Data records:

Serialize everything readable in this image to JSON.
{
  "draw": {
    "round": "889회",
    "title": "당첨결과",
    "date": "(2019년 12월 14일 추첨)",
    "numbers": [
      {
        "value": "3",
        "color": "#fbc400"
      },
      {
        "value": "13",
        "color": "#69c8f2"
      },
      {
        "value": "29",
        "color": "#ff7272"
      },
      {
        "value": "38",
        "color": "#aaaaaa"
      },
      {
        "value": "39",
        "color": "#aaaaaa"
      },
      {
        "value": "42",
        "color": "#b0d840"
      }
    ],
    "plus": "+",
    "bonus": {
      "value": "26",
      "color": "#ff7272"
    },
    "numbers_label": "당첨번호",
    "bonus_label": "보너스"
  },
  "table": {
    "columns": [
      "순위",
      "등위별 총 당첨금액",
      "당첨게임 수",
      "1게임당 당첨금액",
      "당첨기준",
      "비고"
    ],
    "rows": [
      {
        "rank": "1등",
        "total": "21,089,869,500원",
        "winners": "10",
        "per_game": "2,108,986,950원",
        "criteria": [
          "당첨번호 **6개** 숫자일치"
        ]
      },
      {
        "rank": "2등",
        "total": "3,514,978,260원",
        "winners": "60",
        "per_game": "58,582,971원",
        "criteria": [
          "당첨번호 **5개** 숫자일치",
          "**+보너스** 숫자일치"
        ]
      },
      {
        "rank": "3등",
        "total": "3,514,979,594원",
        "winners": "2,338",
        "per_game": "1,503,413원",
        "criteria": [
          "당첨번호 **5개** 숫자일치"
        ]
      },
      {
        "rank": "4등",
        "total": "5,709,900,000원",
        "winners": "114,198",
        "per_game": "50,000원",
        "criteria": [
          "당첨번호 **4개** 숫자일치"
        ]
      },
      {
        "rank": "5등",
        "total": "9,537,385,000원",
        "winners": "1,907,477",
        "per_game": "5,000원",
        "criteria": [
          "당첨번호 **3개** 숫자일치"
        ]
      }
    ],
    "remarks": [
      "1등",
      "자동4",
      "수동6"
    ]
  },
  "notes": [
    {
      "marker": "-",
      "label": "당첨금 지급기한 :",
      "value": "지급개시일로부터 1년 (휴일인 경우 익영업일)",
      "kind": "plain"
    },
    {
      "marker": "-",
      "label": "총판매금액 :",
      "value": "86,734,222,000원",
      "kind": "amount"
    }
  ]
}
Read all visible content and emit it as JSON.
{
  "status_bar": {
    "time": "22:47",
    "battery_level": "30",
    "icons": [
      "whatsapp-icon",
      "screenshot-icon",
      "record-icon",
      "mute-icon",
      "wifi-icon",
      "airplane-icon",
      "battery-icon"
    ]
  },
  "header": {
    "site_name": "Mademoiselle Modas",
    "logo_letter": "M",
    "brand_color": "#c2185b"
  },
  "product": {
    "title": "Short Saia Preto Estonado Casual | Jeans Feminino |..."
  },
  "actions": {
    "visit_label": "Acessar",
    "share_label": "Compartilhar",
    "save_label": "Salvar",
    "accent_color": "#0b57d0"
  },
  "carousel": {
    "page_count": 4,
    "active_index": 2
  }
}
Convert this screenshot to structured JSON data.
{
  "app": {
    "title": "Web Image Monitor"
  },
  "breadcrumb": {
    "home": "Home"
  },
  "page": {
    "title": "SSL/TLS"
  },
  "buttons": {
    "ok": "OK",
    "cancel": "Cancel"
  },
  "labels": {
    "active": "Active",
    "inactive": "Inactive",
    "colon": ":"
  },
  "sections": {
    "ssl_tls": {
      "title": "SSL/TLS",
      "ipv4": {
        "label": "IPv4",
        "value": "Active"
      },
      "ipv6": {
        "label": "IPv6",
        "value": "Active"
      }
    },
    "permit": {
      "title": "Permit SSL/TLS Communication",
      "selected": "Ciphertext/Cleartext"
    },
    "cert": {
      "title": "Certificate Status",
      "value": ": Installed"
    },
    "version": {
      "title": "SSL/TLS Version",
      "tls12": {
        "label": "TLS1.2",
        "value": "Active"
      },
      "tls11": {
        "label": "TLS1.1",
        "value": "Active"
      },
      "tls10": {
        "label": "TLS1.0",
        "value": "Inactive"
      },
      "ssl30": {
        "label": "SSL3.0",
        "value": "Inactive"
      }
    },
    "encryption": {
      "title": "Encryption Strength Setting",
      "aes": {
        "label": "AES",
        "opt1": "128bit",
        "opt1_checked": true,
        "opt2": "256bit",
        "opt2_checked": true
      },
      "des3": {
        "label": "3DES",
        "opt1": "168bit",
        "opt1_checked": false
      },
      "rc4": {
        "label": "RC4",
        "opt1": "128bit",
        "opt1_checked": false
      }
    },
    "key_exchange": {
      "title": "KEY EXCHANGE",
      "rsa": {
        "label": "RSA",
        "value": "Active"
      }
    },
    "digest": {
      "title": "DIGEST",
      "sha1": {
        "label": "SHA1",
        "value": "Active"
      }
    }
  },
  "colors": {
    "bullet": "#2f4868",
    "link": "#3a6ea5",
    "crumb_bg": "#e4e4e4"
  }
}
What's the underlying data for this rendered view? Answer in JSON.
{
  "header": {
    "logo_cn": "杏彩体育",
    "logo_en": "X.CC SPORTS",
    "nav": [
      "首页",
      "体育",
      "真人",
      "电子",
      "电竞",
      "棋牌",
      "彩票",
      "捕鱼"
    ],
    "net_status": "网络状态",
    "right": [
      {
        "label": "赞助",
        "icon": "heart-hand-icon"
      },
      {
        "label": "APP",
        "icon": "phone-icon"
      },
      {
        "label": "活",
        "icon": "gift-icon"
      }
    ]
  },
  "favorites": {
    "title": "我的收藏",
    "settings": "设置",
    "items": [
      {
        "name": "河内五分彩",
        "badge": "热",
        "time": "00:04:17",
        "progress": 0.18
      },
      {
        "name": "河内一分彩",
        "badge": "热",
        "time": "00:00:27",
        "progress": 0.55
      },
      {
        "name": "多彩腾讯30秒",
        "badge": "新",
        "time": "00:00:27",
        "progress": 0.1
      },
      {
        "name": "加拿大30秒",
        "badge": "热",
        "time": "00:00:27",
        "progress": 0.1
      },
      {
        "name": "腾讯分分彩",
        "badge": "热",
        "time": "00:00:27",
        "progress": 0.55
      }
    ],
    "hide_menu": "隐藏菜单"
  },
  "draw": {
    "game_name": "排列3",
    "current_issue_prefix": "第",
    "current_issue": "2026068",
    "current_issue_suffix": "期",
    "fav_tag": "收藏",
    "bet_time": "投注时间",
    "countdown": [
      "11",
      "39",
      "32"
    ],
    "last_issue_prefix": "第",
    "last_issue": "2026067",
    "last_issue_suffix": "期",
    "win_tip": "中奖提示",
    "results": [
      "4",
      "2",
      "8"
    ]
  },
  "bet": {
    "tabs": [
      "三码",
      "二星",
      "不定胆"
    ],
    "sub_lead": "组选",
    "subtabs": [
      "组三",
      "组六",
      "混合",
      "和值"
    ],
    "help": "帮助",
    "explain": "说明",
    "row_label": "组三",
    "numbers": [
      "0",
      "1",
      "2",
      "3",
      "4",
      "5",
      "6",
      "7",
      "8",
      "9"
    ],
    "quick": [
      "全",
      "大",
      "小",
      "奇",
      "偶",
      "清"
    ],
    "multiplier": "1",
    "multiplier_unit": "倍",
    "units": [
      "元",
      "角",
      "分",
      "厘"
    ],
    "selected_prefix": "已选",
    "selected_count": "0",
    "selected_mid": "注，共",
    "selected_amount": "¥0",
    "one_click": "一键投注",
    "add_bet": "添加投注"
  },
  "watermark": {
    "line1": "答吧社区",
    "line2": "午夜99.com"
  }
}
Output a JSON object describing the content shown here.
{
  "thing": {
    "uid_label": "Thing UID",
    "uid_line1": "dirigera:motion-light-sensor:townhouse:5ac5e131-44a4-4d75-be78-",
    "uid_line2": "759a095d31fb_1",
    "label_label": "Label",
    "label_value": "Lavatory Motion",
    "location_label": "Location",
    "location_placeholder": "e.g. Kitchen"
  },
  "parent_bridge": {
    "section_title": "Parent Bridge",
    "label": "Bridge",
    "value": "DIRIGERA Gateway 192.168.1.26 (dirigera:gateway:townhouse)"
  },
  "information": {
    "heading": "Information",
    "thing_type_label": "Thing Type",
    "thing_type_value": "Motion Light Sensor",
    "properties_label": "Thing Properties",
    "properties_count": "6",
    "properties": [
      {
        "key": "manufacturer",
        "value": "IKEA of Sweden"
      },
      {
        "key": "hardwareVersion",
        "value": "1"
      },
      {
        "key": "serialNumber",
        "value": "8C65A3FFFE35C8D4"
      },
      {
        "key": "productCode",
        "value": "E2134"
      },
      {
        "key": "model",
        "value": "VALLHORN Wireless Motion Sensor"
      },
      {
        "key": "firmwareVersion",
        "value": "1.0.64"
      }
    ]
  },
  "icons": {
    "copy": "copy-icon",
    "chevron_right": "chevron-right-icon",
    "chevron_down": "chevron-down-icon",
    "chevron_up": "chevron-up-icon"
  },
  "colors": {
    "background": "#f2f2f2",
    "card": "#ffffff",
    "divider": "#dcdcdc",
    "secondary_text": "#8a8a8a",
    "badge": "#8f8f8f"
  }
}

Stated exercise> Scan the entries above for the word "rank" and collect each line holding it.

Task answer>
        "rank": "1등",
        "rank": "2등",
        "rank": "3등",
        "rank": "4등",
        "rank": "5등",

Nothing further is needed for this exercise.